* [THE PROBLEM]: Copy out each line in the material below that has the word "this".

^^^^^^^^^^^^^^^^

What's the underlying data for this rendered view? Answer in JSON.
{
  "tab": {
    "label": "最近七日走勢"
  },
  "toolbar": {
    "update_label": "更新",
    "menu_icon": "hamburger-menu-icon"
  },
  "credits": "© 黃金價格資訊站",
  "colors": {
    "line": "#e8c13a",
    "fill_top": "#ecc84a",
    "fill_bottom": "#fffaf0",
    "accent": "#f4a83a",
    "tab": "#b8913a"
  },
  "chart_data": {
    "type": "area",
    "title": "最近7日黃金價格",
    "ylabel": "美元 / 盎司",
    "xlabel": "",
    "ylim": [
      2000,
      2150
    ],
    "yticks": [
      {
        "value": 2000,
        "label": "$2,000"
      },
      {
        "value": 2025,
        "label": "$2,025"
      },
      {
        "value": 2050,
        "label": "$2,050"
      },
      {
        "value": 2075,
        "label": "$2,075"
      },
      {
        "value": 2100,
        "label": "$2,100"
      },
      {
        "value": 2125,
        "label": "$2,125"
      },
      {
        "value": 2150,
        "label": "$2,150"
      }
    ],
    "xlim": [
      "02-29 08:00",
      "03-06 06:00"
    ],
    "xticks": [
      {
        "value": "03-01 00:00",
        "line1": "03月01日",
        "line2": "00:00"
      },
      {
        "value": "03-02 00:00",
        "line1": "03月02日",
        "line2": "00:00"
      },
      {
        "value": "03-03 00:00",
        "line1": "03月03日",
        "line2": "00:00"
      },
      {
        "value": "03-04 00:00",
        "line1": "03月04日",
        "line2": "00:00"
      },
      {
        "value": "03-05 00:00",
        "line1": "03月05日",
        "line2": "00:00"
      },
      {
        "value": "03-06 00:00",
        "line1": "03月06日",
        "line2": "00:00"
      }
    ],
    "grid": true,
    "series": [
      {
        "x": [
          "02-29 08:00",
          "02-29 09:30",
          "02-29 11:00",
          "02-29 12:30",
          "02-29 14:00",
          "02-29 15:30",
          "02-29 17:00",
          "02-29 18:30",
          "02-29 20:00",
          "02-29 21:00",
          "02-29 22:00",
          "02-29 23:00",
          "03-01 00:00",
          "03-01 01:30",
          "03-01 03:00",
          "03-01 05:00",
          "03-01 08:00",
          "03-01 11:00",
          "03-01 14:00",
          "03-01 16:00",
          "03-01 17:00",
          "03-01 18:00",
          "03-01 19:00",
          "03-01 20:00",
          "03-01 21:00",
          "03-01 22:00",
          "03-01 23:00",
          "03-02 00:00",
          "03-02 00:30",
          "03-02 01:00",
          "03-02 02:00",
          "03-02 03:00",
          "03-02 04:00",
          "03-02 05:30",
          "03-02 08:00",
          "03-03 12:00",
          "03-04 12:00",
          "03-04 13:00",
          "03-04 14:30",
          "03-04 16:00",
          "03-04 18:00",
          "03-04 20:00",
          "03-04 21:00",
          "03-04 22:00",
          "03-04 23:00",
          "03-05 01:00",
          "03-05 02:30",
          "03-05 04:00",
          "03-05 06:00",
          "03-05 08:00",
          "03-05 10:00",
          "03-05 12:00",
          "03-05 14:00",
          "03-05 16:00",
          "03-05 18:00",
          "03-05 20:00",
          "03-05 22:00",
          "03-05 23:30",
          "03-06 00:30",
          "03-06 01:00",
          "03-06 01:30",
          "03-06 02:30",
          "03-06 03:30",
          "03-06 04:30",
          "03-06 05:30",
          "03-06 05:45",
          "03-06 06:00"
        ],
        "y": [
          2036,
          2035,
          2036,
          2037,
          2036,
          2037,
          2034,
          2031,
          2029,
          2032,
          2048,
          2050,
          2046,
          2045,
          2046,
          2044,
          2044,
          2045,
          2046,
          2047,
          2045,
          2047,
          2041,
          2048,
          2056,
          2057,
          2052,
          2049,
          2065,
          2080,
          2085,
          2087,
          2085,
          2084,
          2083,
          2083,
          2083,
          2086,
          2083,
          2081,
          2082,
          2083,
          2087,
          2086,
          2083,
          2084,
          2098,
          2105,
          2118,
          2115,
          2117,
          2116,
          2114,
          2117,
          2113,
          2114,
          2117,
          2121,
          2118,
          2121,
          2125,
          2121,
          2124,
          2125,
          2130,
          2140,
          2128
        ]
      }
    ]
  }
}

^^^^^^^^^^^^^^^^

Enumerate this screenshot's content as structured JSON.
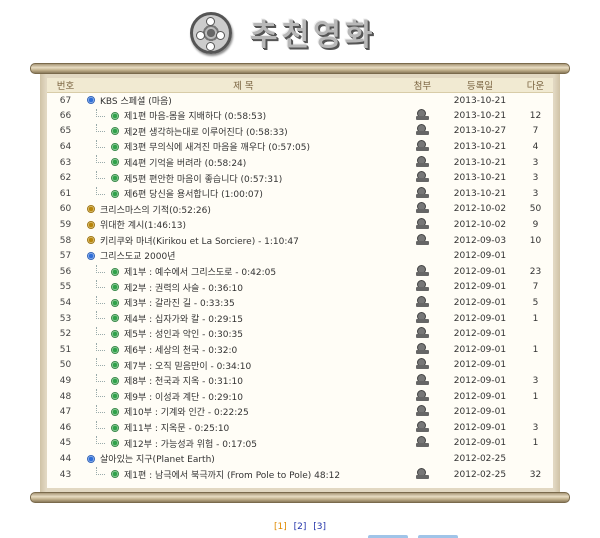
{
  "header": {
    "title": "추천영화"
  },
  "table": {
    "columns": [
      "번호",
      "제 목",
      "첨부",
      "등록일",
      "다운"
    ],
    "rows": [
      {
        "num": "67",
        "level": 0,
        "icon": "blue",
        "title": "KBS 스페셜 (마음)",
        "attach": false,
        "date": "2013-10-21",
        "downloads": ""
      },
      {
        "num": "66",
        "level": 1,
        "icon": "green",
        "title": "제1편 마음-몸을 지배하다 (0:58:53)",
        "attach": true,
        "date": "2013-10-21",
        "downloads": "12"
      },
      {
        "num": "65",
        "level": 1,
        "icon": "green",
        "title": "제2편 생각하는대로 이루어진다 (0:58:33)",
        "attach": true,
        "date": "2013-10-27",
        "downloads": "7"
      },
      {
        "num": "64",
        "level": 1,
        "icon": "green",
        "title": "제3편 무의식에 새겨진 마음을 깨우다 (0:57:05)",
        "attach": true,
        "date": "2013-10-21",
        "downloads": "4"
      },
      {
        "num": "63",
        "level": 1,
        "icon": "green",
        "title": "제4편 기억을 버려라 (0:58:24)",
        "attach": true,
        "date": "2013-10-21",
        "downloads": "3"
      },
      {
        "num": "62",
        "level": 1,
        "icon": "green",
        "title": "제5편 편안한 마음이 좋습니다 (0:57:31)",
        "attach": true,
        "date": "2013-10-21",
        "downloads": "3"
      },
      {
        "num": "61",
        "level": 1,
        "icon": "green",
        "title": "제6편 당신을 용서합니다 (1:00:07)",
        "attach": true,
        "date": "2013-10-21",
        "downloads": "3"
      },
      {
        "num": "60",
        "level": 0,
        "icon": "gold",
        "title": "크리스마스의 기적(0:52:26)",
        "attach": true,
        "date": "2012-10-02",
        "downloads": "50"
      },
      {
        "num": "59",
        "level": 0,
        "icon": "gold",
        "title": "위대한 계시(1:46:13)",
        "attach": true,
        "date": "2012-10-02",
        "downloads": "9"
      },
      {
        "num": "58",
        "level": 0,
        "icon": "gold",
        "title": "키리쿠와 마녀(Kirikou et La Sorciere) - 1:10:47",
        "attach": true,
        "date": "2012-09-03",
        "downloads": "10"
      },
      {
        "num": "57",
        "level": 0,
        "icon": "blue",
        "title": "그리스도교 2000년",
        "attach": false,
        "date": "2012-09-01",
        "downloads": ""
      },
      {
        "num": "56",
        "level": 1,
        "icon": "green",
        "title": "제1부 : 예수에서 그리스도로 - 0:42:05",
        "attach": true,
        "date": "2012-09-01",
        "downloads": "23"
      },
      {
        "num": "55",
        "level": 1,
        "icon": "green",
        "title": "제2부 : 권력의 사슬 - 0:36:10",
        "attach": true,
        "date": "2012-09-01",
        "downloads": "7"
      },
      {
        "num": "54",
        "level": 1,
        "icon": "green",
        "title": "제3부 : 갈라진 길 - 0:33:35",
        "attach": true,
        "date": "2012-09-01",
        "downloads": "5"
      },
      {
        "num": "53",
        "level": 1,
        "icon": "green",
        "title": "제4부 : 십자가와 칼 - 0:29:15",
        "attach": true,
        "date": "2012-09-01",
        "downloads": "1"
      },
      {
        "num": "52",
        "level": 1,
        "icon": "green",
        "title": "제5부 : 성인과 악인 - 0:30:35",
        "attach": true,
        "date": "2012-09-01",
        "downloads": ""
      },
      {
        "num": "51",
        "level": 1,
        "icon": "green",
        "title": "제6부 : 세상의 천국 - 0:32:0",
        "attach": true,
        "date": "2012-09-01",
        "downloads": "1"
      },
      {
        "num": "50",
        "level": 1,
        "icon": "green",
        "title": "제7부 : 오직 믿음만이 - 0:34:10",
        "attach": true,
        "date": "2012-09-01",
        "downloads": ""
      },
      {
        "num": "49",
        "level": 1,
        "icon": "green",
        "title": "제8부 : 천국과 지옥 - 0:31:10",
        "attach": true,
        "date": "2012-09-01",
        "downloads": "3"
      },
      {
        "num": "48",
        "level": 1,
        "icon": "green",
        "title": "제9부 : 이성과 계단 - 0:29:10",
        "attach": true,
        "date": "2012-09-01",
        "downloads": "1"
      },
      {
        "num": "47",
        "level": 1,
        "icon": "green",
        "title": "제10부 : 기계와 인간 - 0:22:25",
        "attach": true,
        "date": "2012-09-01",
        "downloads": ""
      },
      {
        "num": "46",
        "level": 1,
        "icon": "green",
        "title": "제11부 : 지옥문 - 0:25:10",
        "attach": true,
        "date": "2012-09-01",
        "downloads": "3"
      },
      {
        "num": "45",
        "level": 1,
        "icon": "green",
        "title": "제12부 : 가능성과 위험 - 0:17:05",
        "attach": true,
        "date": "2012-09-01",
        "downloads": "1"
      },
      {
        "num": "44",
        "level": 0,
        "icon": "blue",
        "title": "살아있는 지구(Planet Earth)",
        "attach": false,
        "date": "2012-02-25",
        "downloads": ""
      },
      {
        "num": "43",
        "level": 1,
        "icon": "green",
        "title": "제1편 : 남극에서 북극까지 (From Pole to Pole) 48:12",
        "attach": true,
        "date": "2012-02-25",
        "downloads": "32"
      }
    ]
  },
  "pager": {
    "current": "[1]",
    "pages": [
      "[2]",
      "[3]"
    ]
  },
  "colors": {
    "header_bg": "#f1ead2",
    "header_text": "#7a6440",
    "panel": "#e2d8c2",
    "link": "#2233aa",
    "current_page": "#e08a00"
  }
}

^^^^^^^^^^^^^^^^

* [THE SOLUTION]:
What's the underlying data for this rendered view? Answer in JSON.
Enumerate this screenshot's content as structured JSON.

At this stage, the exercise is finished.